# [Materials provided]
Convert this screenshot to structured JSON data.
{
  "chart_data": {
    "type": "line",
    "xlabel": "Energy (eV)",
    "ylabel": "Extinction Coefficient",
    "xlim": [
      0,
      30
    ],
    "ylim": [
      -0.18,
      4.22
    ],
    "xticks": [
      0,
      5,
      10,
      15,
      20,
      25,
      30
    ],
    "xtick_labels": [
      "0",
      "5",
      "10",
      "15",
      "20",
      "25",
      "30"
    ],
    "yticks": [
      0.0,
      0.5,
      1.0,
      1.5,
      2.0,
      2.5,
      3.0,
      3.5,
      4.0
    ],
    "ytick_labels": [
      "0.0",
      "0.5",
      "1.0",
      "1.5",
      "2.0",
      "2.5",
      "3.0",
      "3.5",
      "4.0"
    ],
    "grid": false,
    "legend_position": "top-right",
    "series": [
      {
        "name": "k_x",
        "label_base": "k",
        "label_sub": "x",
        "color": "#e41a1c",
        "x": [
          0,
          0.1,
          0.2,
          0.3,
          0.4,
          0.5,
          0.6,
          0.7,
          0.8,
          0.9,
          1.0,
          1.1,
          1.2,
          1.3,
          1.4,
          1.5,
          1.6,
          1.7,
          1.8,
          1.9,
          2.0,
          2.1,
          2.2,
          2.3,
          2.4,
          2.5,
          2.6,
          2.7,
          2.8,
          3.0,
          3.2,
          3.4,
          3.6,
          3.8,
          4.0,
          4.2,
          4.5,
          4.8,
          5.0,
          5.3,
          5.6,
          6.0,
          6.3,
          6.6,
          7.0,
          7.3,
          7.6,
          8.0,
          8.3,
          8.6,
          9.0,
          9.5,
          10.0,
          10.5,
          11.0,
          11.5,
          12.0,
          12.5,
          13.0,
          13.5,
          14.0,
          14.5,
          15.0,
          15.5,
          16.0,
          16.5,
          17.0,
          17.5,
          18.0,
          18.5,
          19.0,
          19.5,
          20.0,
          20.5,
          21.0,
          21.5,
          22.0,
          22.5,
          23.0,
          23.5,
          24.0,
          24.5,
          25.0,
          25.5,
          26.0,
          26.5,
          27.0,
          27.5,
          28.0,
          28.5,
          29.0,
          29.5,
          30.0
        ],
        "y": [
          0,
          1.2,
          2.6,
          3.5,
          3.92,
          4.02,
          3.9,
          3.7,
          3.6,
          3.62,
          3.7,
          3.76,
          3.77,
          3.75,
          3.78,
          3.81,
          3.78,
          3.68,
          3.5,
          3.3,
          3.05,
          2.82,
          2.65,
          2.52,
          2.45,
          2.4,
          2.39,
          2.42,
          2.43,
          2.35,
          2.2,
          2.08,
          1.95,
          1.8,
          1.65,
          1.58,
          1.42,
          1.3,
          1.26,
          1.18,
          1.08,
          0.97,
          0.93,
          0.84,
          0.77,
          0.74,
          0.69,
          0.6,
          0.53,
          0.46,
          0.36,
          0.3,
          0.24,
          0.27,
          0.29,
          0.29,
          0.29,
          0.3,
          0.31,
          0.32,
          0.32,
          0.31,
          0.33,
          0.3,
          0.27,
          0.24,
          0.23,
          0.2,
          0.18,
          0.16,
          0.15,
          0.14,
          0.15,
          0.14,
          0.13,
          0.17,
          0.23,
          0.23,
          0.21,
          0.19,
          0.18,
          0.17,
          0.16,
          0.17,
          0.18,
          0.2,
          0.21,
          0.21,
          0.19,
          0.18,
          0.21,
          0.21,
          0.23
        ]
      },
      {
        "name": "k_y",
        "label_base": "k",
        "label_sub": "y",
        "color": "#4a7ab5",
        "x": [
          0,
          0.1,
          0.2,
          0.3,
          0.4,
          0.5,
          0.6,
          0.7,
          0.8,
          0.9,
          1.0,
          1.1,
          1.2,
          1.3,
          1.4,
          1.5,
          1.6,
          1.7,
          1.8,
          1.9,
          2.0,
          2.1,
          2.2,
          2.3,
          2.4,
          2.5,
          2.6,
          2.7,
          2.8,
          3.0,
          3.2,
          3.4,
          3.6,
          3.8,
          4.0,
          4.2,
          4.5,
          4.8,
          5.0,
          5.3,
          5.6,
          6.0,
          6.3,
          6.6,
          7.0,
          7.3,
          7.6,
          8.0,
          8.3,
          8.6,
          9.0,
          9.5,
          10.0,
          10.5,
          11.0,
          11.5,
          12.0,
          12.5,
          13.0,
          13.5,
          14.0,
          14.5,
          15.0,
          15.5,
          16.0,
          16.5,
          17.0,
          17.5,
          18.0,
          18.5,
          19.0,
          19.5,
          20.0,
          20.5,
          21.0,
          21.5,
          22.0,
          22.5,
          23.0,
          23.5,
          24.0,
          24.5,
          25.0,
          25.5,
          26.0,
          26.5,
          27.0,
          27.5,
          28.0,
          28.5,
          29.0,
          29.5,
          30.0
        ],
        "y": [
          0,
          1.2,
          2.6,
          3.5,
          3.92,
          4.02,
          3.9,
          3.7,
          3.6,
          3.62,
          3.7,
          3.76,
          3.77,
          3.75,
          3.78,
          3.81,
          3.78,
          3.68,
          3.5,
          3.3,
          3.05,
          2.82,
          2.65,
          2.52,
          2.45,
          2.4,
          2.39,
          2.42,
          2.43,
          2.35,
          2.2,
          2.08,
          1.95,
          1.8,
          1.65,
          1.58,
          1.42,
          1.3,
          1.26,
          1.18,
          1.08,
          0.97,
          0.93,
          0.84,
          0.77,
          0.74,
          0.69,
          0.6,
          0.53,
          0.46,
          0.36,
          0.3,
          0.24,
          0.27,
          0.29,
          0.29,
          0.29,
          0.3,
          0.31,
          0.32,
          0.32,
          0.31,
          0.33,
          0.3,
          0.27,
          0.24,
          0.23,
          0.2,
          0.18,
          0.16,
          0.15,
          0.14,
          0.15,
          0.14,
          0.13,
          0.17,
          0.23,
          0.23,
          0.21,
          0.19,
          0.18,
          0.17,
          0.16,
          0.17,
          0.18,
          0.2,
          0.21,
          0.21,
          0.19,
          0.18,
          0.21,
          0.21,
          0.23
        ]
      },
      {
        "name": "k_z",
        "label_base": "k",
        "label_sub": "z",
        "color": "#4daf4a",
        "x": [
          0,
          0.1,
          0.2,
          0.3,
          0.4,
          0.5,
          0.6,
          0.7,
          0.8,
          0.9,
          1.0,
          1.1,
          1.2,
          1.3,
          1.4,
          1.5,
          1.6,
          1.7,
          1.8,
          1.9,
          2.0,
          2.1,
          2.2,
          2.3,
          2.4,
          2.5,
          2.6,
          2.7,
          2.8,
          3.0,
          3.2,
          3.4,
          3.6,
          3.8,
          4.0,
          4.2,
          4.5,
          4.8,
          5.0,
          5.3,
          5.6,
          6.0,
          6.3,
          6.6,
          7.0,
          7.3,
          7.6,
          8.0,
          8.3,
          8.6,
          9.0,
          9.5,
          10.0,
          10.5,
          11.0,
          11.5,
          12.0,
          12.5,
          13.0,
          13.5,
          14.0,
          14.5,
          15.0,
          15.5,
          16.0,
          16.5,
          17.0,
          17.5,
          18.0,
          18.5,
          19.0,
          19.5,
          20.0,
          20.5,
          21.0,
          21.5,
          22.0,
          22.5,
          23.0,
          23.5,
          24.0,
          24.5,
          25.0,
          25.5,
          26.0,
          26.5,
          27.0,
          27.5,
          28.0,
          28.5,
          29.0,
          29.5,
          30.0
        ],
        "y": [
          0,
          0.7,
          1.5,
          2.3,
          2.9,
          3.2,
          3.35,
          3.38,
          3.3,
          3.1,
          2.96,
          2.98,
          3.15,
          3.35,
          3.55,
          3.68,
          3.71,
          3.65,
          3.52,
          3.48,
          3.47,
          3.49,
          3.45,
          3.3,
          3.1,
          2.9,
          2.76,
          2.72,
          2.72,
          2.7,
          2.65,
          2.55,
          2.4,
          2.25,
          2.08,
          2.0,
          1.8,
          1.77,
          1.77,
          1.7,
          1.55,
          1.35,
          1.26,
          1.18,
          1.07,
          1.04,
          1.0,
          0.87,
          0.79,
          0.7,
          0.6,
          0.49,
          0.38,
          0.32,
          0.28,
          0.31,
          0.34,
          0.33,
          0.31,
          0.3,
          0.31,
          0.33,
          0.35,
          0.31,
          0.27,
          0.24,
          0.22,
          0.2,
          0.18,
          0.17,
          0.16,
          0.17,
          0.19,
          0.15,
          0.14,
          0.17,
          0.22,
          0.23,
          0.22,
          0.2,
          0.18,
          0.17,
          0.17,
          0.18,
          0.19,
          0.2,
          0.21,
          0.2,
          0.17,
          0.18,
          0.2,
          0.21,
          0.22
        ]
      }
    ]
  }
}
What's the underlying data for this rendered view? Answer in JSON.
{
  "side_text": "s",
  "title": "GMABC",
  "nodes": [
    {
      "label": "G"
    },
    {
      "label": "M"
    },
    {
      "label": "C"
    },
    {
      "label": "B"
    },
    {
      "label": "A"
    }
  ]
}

# [Given request]
The lines to quote run from the one containing "What's the underlying" through the final line of the material above; please give them exactly, both ends included, and nothing else.

# [Answer for the task]
What's the underlying data for this rendered view? Answer in JSON.
{
  "side_text": "s",
  "title": "GMABC",
  "nodes": [
    {
      "label": "G"
    },
    {
      "label": "M"
    },
    {
      "label": "C"
    },
    {
      "label": "B"
    },
    {
      "label": "A"
    }
  ]
}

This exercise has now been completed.